-- Begin --
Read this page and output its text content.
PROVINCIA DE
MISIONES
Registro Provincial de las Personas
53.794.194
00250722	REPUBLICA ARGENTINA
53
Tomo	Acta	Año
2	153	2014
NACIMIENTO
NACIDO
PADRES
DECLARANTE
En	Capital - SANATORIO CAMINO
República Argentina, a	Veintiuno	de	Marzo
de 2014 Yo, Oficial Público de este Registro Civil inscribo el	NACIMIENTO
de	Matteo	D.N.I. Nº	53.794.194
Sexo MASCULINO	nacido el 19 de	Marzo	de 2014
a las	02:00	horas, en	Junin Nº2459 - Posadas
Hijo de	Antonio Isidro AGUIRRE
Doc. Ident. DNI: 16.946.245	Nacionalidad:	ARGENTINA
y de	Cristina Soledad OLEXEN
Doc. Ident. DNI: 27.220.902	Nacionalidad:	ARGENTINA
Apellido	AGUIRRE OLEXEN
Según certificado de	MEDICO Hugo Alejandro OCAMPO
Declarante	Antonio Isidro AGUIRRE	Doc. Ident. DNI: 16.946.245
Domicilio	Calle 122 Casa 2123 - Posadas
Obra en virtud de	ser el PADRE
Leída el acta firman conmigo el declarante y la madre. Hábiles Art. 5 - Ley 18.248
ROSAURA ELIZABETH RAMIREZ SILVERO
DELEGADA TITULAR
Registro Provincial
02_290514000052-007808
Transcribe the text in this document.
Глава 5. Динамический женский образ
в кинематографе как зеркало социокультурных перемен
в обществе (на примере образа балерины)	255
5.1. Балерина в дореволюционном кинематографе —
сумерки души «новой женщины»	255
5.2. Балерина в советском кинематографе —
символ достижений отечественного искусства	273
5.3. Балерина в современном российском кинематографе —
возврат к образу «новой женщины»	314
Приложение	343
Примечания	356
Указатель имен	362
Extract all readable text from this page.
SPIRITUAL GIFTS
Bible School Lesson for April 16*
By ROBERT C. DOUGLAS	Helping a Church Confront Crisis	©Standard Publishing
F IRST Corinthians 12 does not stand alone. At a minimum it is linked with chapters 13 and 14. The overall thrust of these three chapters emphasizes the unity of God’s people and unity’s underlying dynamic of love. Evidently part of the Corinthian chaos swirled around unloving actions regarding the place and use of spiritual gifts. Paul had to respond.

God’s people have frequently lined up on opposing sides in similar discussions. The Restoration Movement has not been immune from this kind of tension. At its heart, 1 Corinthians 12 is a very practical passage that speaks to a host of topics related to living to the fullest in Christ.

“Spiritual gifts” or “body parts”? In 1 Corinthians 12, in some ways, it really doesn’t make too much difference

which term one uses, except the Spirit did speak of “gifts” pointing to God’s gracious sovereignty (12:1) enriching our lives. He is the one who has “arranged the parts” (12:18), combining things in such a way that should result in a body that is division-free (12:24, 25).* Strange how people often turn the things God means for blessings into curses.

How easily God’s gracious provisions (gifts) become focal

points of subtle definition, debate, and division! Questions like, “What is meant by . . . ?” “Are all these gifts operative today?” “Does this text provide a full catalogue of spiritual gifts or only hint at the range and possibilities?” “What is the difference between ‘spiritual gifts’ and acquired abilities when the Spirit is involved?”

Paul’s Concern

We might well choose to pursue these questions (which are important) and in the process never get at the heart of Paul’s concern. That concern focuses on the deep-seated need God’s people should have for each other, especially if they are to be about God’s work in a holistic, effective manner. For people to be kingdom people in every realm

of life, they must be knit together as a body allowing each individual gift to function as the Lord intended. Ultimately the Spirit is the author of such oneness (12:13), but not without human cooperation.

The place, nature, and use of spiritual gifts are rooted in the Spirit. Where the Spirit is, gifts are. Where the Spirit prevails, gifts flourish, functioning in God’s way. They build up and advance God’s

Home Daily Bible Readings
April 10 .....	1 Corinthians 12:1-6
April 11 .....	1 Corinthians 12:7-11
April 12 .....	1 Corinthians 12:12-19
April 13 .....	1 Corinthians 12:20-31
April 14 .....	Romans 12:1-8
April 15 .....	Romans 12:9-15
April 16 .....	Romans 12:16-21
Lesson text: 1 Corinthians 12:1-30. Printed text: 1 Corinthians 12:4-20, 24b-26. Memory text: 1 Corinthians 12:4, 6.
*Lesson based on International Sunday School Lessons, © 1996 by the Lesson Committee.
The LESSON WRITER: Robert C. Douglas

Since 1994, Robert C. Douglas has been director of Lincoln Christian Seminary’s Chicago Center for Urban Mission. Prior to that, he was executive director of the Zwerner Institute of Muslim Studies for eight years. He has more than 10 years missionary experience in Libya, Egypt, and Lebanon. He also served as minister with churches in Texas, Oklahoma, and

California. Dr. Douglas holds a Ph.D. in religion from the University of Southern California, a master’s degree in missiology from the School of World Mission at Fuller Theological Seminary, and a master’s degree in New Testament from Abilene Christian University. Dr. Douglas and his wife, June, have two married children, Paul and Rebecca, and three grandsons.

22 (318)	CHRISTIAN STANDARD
-- End --
:: DIRECTIONS FOR THIS TASK ::
Output the full listing without altering anything.

:: TASK SOLUTION ::
Read this page and output its text content.
PROVINCIA DE
MISIONES
Registro Provincial de las Personas
53.794.194
00250722	REPUBLICA ARGENTINA
53
Tomo	Acta	Año
2	153	2014
NACIMIENTO
NACIDO
PADRES
DECLARANTE
En	Capital - SANATORIO CAMINO
República Argentina, a	Veintiuno	de	Marzo
de 2014 Yo, Oficial Público de este Registro Civil inscribo el	NACIMIENTO
de	Matteo	D.N.I. Nº	53.794.194
Sexo MASCULINO	nacido el 19 de	Marzo	de 2014
a las	02:00	horas, en	Junin Nº2459 - Posadas
Hijo de	Antonio Isidro AGUIRRE
Doc. Ident. DNI: 16.946.245	Nacionalidad:	ARGENTINA
y de	Cristina Soledad OLEXEN
Doc. Ident. DNI: 27.220.902	Nacionalidad:	ARGENTINA
Apellido	AGUIRRE OLEXEN
Según certificado de	MEDICO Hugo Alejandro OCAMPO
Declarante	Antonio Isidro AGUIRRE	Doc. Ident. DNI: 16.946.245
Domicilio	Calle 122 Casa 2123 - Posadas
Obra en virtud de	ser el PADRE
Leída el acta firman conmigo el declarante y la madre. Hábiles Art. 5 - Ley 18.248
ROSAURA ELIZABETH RAMIREZ SILVERO
DELEGADA TITULAR
Registro Provincial
02_290514000052-007808
Transcribe the text in this document.
Глава 5. Динамический женский образ
в кинематографе как зеркало социокультурных перемен
в обществе (на примере образа балерины)	255
5.1. Балерина в дореволюционном кинематографе —
сумерки души «новой женщины»	255
5.2. Балерина в советском кинематографе —
символ достижений отечественного искусства	273
5.3. Балерина в современном российском кинематографе —
возврат к образу «новой женщины»	314
Приложение	343
Примечания	356
Указатель имен	362
Extract all readable text from this page.
SPIRITUAL GIFTS
Bible School Lesson for April 16*
By ROBERT C. DOUGLAS	Helping a Church Confront Crisis	©Standard Publishing
F IRST Corinthians 12 does not stand alone. At a minimum it is linked with chapters 13 and 14. The overall thrust of these three chapters emphasizes the unity of God’s people and unity’s underlying dynamic of love. Evidently part of the Corinthian chaos swirled around unloving actions regarding the place and use of spiritual gifts. Paul had to respond.

God’s people have frequently lined up on opposing sides in similar discussions. The Restoration Movement has not been immune from this kind of tension. At its heart, 1 Corinthians 12 is a very practical passage that speaks to a host of topics related to living to the fullest in Christ.

“Spiritual gifts” or “body parts”? In 1 Corinthians 12, in some ways, it really doesn’t make too much difference

which term one uses, except the Spirit did speak of “gifts” pointing to God’s gracious sovereignty (12:1) enriching our lives. He is the one who has “arranged the parts” (12:18), combining things in such a way that should result in a body that is division-free (12:24, 25).* Strange how people often turn the things God means for blessings into curses.

How easily God’s gracious provisions (gifts) become focal

points of subtle definition, debate, and division! Questions like, “What is meant by . . . ?” “Are all these gifts operative today?” “Does this text provide a full catalogue of spiritual gifts or only hint at the range and possibilities?” “What is the difference between ‘spiritual gifts’ and acquired abilities when the Spirit is involved?”

Paul’s Concern

We might well choose to pursue these questions (which are important) and in the process never get at the heart of Paul’s concern. That concern focuses on the deep-seated need God’s people should have for each other, especially if they are to be about God’s work in a holistic, effective manner. For people to be kingdom people in every realm

of life, they must be knit together as a body allowing each individual gift to function as the Lord intended. Ultimately the Spirit is the author of such oneness (12:13), but not without human cooperation.

The place, nature, and use of spiritual gifts are rooted in the Spirit. Where the Spirit is, gifts are. Where the Spirit prevails, gifts flourish, functioning in God’s way. They build up and advance God’s

Home Daily Bible Readings
April 10 .....	1 Corinthians 12:1-6
April 11 .....	1 Corinthians 12:7-11
April 12 .....	1 Corinthians 12:12-19
April 13 .....	1 Corinthians 12:20-31
April 14 .....	Romans 12:1-8
April 15 .....	Romans 12:9-15
April 16 .....	Romans 12:16-21
Lesson text: 1 Corinthians 12:1-30. Printed text: 1 Corinthians 12:4-20, 24b-26. Memory text: 1 Corinthians 12:4, 6.
*Lesson based on International Sunday School Lessons, © 1996 by the Lesson Committee.
The LESSON WRITER: Robert C. Douglas

Since 1994, Robert C. Douglas has been director of Lincoln Christian Seminary’s Chicago Center for Urban Mission. Prior to that, he was executive director of the Zwerner Institute of Muslim Studies for eight years. He has more than 10 years missionary experience in Libya, Egypt, and Lebanon. He also served as minister with churches in Texas, Oklahoma, and

California. Dr. Douglas holds a Ph.D. in religion from the University of Southern California, a master’s degree in missiology from the School of World Mission at Fuller Theological Seminary, and a master’s degree in New Testament from Abilene Christian University. Dr. Douglas and his wife, June, have two married children, Paul and Rebecca, and three grandsons.

22 (318)	CHRISTIAN STANDARD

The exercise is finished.